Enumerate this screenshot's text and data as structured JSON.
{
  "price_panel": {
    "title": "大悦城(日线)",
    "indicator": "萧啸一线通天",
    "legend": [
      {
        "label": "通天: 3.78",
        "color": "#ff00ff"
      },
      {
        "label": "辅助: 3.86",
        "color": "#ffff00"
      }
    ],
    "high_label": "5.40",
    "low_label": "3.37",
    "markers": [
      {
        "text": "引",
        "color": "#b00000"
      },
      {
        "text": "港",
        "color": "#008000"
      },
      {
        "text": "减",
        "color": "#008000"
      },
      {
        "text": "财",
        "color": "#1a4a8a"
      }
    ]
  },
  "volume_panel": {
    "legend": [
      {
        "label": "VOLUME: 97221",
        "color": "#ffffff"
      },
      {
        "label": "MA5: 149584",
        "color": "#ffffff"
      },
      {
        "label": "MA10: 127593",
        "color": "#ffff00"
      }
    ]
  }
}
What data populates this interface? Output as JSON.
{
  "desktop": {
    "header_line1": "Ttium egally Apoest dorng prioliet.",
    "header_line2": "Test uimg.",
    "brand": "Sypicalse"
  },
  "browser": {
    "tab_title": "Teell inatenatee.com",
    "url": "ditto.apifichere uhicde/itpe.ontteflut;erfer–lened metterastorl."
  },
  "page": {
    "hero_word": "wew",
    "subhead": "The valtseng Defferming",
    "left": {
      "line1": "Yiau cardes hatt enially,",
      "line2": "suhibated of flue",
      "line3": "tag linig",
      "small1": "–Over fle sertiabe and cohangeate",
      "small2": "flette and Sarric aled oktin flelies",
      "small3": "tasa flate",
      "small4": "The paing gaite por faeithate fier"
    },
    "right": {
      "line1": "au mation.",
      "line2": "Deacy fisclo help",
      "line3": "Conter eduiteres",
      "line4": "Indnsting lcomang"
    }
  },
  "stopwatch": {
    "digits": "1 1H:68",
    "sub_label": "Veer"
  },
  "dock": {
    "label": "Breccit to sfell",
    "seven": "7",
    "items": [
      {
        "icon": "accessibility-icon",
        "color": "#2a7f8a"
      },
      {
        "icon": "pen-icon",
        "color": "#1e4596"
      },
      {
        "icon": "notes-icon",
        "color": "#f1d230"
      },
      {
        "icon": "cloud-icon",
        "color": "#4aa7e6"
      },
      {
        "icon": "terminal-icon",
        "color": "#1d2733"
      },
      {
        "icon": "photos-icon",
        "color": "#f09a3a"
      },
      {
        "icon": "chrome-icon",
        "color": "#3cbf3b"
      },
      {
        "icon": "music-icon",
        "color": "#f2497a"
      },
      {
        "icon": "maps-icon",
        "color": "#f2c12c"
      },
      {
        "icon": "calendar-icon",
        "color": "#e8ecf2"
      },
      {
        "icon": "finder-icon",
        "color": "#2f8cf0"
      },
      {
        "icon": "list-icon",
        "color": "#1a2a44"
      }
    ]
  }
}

..........

GIVEN PROBLEM: Please reproduce each record precisely as written.

WORKED ANSWER:
Enumerate this screenshot's text and data as structured JSON.
{
  "price_panel": {
    "title": "大悦城(日线)",
    "indicator": "萧啸一线通天",
    "legend": [
      {
        "label": "通天: 3.78",
        "color": "#ff00ff"
      },
      {
        "label": "辅助: 3.86",
        "color": "#ffff00"
      }
    ],
    "high_label": "5.40",
    "low_label": "3.37",
    "markers": [
      {
        "text": "引",
        "color": "#b00000"
      },
      {
        "text": "港",
        "color": "#008000"
      },
      {
        "text": "减",
        "color": "#008000"
      },
      {
        "text": "财",
        "color": "#1a4a8a"
      }
    ]
  },
  "volume_panel": {
    "legend": [
      {
        "label": "VOLUME: 97221",
        "color": "#ffffff"
      },
      {
        "label": "MA5: 149584",
        "color": "#ffffff"
      },
      {
        "label": "MA10: 127593",
        "color": "#ffff00"
      }
    ]
  }
}
What data populates this interface? Output as JSON.
{
  "desktop": {
    "header_line1": "Ttium egally Apoest dorng prioliet.",
    "header_line2": "Test uimg.",
    "brand": "Sypicalse"
  },
  "browser": {
    "tab_title": "Teell inatenatee.com",
    "url": "ditto.apifichere uhicde/itpe.ontteflut;erfer–lened metterastorl."
  },
  "page": {
    "hero_word": "wew",
    "subhead": "The valtseng Defferming",
    "left": {
      "line1": "Yiau cardes hatt enially,",
      "line2": "suhibated of flue",
      "line3": "tag linig",
      "small1": "–Over fle sertiabe and cohangeate",
      "small2": "flette and Sarric aled oktin flelies",
      "small3": "tasa flate",
      "small4": "The paing gaite por faeithate fier"
    },
    "right": {
      "line1": "au mation.",
      "line2": "Deacy fisclo help",
      "line3": "Conter eduiteres",
      "line4": "Indnsting lcomang"
    }
  },
  "stopwatch": {
    "digits": "1 1H:68",
    "sub_label": "Veer"
  },
  "dock": {
    "label": "Breccit to sfell",
    "seven": "7",
    "items": [
      {
        "icon": "accessibility-icon",
        "color": "#2a7f8a"
      },
      {
        "icon": "pen-icon",
        "color": "#1e4596"
      },
      {
        "icon": "notes-icon",
        "color": "#f1d230"
      },
      {
        "icon": "cloud-icon",
        "color": "#4aa7e6"
      },
      {
        "icon": "terminal-icon",
        "color": "#1d2733"
      },
      {
        "icon": "photos-icon",
        "color": "#f09a3a"
      },
      {
        "icon": "chrome-icon",
        "color": "#3cbf3b"
      },
      {
        "icon": "music-icon",
        "color": "#f2497a"
      },
      {
        "icon": "maps-icon",
        "color": "#f2c12c"
      },
      {
        "icon": "calendar-icon",
        "color": "#e8ecf2"
      },
      {
        "icon": "finder-icon",
        "color": "#2f8cf0"
      },
      {
        "icon": "list-icon",
        "color": "#1a2a44"
      }
    ]
  }
}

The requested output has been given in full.